Problem » Repeat, exactly and completely, the material that follows. Omit the pictures.

── Input for this task ──

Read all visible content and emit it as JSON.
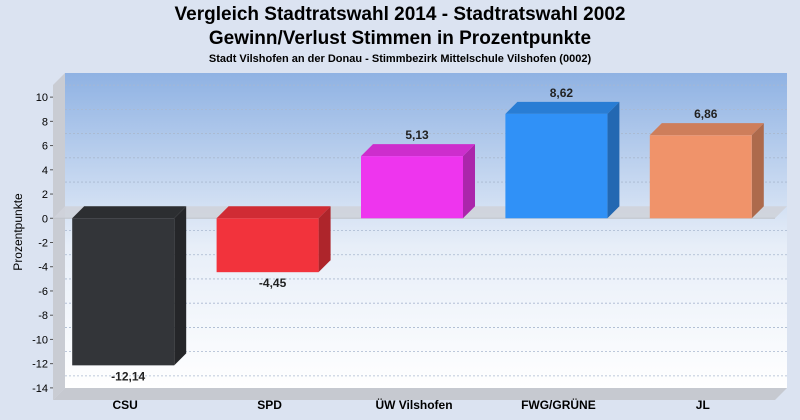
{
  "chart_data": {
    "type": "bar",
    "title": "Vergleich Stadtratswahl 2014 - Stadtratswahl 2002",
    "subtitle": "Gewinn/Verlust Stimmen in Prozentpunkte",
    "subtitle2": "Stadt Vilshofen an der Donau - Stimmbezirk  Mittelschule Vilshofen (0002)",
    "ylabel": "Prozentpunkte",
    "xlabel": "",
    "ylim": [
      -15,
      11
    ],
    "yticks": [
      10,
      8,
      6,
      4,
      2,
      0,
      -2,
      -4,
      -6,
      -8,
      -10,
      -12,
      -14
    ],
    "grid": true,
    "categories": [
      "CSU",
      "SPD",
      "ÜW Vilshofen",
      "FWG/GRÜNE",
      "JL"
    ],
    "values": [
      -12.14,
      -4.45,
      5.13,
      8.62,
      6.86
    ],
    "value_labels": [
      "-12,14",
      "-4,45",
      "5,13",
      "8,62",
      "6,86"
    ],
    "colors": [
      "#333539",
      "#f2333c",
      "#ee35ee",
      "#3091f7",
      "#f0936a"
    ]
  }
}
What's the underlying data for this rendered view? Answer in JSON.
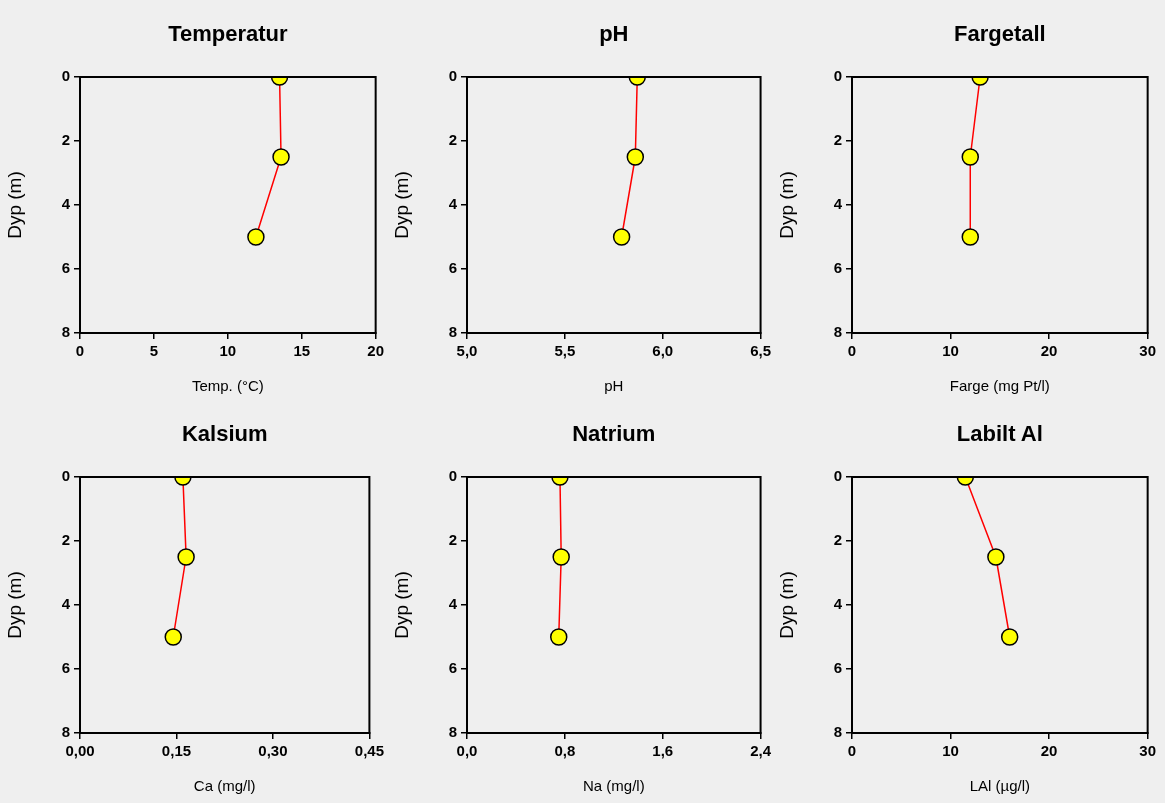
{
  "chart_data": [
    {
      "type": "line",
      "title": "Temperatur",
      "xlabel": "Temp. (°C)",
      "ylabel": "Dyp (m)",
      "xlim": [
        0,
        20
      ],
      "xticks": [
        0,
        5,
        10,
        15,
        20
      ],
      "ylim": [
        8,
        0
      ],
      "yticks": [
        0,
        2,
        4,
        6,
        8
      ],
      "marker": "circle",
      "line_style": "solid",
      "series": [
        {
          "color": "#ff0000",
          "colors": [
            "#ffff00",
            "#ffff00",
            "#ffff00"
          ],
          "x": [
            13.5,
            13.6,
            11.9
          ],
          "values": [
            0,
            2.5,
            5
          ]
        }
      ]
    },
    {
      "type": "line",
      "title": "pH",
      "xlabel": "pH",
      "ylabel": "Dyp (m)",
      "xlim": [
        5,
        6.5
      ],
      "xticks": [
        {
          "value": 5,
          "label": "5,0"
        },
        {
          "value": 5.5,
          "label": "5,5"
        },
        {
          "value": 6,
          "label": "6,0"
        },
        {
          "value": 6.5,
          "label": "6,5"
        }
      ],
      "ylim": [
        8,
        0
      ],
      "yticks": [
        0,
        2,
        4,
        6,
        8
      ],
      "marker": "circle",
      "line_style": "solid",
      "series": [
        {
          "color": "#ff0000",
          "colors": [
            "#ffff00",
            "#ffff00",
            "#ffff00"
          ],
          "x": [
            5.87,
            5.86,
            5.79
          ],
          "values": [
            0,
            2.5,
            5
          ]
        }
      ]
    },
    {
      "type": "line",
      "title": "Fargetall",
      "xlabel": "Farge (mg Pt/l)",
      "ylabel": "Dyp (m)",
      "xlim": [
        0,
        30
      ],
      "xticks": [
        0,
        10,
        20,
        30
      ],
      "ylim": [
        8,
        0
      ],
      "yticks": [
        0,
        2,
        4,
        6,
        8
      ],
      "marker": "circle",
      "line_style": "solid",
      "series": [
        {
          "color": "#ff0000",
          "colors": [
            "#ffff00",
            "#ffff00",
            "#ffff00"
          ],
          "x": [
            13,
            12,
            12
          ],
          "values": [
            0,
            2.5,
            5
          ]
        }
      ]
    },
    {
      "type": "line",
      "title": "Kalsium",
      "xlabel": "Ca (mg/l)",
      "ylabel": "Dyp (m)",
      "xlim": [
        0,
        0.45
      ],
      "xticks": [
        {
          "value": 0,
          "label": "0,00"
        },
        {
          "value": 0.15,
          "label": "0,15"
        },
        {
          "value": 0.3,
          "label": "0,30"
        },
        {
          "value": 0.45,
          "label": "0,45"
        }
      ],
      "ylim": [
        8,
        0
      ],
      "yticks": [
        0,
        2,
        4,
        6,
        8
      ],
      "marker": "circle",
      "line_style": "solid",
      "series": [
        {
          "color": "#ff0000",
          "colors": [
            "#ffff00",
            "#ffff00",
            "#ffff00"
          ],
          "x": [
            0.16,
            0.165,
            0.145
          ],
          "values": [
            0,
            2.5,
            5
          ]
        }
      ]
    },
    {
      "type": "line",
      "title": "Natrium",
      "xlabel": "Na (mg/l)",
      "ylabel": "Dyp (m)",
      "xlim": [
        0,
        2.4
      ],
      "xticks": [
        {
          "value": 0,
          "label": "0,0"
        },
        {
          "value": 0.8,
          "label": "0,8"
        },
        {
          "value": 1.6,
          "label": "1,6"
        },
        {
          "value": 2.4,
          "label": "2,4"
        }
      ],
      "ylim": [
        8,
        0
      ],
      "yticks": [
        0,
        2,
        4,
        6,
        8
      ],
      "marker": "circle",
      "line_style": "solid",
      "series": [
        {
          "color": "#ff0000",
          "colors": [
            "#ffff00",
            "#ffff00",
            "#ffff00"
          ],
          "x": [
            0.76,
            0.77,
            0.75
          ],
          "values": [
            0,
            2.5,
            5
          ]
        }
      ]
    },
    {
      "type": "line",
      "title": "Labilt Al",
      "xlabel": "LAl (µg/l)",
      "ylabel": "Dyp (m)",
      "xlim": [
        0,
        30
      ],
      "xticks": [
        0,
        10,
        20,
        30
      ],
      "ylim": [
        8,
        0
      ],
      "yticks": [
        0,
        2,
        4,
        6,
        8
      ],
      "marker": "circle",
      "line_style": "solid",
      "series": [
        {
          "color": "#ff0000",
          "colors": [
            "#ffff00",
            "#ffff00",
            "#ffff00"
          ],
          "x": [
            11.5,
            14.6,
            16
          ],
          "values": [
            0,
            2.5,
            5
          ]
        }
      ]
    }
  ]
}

───

Solution to this task »
Read all visible content and emit it as JSON.
{
  "chart_data": {
    "type": "bar",
    "title": "Vergleich Stadtratswahl 2014 - Stadtratswahl 2002",
    "subtitle": "Gewinn/Verlust Stimmen in Prozentpunkte",
    "subtitle2": "Stadt Vilshofen an der Donau - Stimmbezirk  Mittelschule Vilshofen (0002)",
    "ylabel": "Prozentpunkte",
    "xlabel": "",
    "ylim": [
      -15,
      11
    ],
    "yticks": [
      10,
      8,
      6,
      4,
      2,
      0,
      -2,
      -4,
      -6,
      -8,
      -10,
      -12,
      -14
    ],
    "grid": true,
    "categories": [
      "CSU",
      "SPD",
      "ÜW Vilshofen",
      "FWG/GRÜNE",
      "JL"
    ],
    "values": [
      -12.14,
      -4.45,
      5.13,
      8.62,
      6.86
    ],
    "value_labels": [
      "-12,14",
      "-4,45",
      "5,13",
      "8,62",
      "6,86"
    ],
    "colors": [
      "#333539",
      "#f2333c",
      "#ee35ee",
      "#3091f7",
      "#f0936a"
    ]
  }
}
What's the underlying data for this rendered view? Answer in JSON.
{
  "chart_data": [
    {
      "type": "line",
      "title": "Temperatur",
      "xlabel": "Temp. (°C)",
      "ylabel": "Dyp (m)",
      "xlim": [
        0,
        20
      ],
      "xticks": [
        0,
        5,
        10,
        15,
        20
      ],
      "ylim": [
        8,
        0
      ],
      "yticks": [
        0,
        2,
        4,
        6,
        8
      ],
      "marker": "circle",
      "line_style": "solid",
      "series": [
        {
          "color": "#ff0000",
          "colors": [
            "#ffff00",
            "#ffff00",
            "#ffff00"
          ],
          "x": [
            13.5,
            13.6,
            11.9
          ],
          "values": [
            0,
            2.5,
            5
          ]
        }
      ]
    },
    {
      "type": "line",
      "title": "pH",
      "xlabel": "pH",
      "ylabel": "Dyp (m)",
      "xlim": [
        5,
        6.5
      ],
      "xticks": [
        {
          "value": 5,
          "label": "5,0"
        },
        {
          "value": 5.5,
          "label": "5,5"
        },
        {
          "value": 6,
          "label": "6,0"
        },
        {
          "value": 6.5,
          "label": "6,5"
        }
      ],
      "ylim": [
        8,
        0
      ],
      "yticks": [
        0,
        2,
        4,
        6,
        8
      ],
      "marker": "circle",
      "line_style": "solid",
      "series": [
        {
          "color": "#ff0000",
          "colors": [
            "#ffff00",
            "#ffff00",
            "#ffff00"
          ],
          "x": [
            5.87,
            5.86,
            5.79
          ],
          "values": [
            0,
            2.5,
            5
          ]
        }
      ]
    },
    {
      "type": "line",
      "title": "Fargetall",
      "xlabel": "Farge (mg Pt/l)",
      "ylabel": "Dyp (m)",
      "xlim": [
        0,
        30
      ],
      "xticks": [
        0,
        10,
        20,
        30
      ],
      "ylim": [
        8,
        0
      ],
      "yticks": [
        0,
        2,
        4,
        6,
        8
      ],
      "marker": "circle",
      "line_style": "solid",
      "series": [
        {
          "color": "#ff0000",
          "colors": [
            "#ffff00",
            "#ffff00",
            "#ffff00"
          ],
          "x": [
            13,
            12,
            12
          ],
          "values": [
            0,
            2.5,
            5
          ]
        }
      ]
    },
    {
      "type": "line",
      "title": "Kalsium",
      "xlabel": "Ca (mg/l)",
      "ylabel": "Dyp (m)",
      "xlim": [
        0,
        0.45
      ],
      "xticks": [
        {
          "value": 0,
          "label": "0,00"
        },
        {
          "value": 0.15,
          "label": "0,15"
        },
        {
          "value": 0.3,
          "label": "0,30"
        },
        {
          "value": 0.45,
          "label": "0,45"
        }
      ],
      "ylim": [
        8,
        0
      ],
      "yticks": [
        0,
        2,
        4,
        6,
        8
      ],
      "marker": "circle",
      "line_style": "solid",
      "series": [
        {
          "color": "#ff0000",
          "colors": [
            "#ffff00",
            "#ffff00",
            "#ffff00"
          ],
          "x": [
            0.16,
            0.165,
            0.145
          ],
          "values": [
            0,
            2.5,
            5
          ]
        }
      ]
    },
    {
      "type": "line",
      "title": "Natrium",
      "xlabel": "Na (mg/l)",
      "ylabel": "Dyp (m)",
      "xlim": [
        0,
        2.4
      ],
      "xticks": [
        {
          "value": 0,
          "label": "0,0"
        },
        {
          "value": 0.8,
          "label": "0,8"
        },
        {
          "value": 1.6,
          "label": "1,6"
        },
        {
          "value": 2.4,
          "label": "2,4"
        }
      ],
      "ylim": [
        8,
        0
      ],
      "yticks": [
        0,
        2,
        4,
        6,
        8
      ],
      "marker": "circle",
      "line_style": "solid",
      "series": [
        {
          "color": "#ff0000",
          "colors": [
            "#ffff00",
            "#ffff00",
            "#ffff00"
          ],
          "x": [
            0.76,
            0.77,
            0.75
          ],
          "values": [
            0,
            2.5,
            5
          ]
        }
      ]
    },
    {
      "type": "line",
      "title": "Labilt Al",
      "xlabel": "LAl (µg/l)",
      "ylabel": "Dyp (m)",
      "xlim": [
        0,
        30
      ],
      "xticks": [
        0,
        10,
        20,
        30
      ],
      "ylim": [
        8,
        0
      ],
      "yticks": [
        0,
        2,
        4,
        6,
        8
      ],
      "marker": "circle",
      "line_style": "solid",
      "series": [
        {
          "color": "#ff0000",
          "colors": [
            "#ffff00",
            "#ffff00",
            "#ffff00"
          ],
          "x": [
            11.5,
            14.6,
            16
          ],
          "values": [
            0,
            2.5,
            5
          ]
        }
      ]
    }
  ]
}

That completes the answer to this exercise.